=== YOUR INSTRUCTIONS ===
Within the data below, state how many lines contain the string "zhǎng". Provide the number only.
___ EXERCISE DATA ___
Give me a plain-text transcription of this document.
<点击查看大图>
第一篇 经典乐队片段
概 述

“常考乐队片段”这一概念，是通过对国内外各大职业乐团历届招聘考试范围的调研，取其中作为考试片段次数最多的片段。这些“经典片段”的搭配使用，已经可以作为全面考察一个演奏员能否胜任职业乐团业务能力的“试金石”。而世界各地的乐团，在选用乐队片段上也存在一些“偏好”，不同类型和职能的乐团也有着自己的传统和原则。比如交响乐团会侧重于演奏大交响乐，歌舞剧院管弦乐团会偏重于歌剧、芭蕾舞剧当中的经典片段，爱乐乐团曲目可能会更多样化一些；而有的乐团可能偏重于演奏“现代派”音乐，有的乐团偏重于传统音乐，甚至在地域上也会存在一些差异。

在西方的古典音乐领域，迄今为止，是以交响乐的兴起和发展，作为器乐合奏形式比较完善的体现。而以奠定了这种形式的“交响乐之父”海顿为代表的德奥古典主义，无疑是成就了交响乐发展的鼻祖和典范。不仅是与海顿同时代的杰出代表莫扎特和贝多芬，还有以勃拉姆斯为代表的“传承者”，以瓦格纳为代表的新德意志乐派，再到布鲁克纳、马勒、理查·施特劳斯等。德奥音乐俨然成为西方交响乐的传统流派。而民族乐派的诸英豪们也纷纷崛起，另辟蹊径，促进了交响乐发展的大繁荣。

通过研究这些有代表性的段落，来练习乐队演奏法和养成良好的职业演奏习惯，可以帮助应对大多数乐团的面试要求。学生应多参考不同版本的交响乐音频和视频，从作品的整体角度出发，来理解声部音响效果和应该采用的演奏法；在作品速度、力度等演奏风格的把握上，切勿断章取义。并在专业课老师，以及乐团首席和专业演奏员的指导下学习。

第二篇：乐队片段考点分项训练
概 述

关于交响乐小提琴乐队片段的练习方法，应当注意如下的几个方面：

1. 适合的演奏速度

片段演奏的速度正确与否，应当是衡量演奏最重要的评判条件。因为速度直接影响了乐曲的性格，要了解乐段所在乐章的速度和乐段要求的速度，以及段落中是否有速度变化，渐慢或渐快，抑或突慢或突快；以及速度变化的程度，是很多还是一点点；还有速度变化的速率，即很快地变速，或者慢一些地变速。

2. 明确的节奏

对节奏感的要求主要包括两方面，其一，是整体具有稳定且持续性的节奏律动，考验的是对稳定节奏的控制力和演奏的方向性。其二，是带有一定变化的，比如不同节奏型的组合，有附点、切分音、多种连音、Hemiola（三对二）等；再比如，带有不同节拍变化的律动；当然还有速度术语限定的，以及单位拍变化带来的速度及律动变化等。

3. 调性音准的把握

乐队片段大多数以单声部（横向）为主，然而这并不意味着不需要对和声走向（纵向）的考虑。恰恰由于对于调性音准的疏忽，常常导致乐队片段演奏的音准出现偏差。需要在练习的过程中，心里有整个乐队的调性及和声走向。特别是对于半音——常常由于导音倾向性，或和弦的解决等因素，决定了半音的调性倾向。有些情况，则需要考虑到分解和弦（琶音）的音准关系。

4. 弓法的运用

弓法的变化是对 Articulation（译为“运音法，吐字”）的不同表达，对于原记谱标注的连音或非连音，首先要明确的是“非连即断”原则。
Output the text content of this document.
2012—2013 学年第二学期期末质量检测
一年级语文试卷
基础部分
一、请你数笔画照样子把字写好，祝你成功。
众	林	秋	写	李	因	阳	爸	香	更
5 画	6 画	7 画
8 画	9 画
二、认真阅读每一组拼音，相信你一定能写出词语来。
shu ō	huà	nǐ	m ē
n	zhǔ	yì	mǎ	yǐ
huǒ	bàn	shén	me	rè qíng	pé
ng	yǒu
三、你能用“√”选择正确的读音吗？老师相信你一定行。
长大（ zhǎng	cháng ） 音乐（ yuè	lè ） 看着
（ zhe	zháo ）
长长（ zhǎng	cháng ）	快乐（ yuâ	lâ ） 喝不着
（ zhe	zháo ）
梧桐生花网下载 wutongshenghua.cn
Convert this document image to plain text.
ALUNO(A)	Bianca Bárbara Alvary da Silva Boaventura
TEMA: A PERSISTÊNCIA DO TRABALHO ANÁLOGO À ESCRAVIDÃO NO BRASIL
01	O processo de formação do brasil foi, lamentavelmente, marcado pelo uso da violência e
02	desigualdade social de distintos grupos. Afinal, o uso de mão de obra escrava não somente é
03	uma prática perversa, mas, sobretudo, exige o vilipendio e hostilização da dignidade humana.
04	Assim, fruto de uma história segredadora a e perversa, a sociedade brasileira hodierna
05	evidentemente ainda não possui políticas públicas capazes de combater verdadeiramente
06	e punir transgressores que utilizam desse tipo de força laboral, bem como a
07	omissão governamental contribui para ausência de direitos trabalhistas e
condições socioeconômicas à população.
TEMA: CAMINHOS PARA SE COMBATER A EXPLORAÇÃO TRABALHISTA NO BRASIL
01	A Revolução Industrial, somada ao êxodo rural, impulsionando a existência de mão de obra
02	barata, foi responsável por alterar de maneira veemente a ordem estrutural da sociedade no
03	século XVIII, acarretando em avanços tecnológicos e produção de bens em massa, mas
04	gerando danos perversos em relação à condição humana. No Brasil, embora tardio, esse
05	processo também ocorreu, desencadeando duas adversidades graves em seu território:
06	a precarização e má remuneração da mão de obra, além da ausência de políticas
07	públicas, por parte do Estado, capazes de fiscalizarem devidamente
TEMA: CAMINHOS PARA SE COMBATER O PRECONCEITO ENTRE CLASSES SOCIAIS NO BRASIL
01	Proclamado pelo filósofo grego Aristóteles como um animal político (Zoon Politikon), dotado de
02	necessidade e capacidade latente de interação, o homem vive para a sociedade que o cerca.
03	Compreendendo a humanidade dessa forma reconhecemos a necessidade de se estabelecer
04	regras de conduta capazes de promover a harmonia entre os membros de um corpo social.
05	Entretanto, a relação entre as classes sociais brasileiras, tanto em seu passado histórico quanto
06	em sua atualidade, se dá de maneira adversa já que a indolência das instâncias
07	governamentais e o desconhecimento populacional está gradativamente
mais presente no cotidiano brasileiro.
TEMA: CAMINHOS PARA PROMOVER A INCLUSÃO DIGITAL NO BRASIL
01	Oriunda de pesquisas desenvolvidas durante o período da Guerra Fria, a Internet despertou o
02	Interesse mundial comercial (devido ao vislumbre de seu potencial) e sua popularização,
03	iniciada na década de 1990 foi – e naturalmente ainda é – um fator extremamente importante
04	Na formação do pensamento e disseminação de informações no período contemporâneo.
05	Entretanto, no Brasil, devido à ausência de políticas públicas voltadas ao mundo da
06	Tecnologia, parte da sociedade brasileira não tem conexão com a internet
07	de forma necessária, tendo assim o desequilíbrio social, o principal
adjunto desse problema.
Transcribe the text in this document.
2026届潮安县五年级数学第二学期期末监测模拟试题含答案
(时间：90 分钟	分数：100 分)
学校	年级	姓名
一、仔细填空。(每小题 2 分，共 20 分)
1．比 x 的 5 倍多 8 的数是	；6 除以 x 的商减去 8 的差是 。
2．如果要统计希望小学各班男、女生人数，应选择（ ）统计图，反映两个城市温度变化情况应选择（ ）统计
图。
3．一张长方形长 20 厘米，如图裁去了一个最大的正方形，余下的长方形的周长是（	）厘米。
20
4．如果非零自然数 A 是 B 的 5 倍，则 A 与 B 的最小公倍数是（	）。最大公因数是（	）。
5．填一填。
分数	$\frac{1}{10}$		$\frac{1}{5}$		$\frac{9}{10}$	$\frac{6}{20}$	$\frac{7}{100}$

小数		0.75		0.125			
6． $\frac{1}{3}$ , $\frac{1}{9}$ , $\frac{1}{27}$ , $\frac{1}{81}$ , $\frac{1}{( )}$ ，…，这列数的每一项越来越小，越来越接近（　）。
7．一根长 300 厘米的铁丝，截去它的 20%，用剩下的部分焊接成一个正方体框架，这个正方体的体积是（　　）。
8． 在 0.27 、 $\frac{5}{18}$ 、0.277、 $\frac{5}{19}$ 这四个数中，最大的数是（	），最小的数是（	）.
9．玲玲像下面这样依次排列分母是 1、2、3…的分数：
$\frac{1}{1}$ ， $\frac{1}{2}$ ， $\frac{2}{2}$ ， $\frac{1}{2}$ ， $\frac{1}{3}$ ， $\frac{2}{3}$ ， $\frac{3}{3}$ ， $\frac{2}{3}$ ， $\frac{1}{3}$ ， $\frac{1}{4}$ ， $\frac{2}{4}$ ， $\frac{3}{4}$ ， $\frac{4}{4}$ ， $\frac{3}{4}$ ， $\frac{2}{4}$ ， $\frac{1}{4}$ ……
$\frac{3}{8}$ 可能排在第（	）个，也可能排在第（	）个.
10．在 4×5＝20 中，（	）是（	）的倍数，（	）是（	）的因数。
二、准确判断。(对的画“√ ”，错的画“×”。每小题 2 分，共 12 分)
___
=== ANSWER ===
2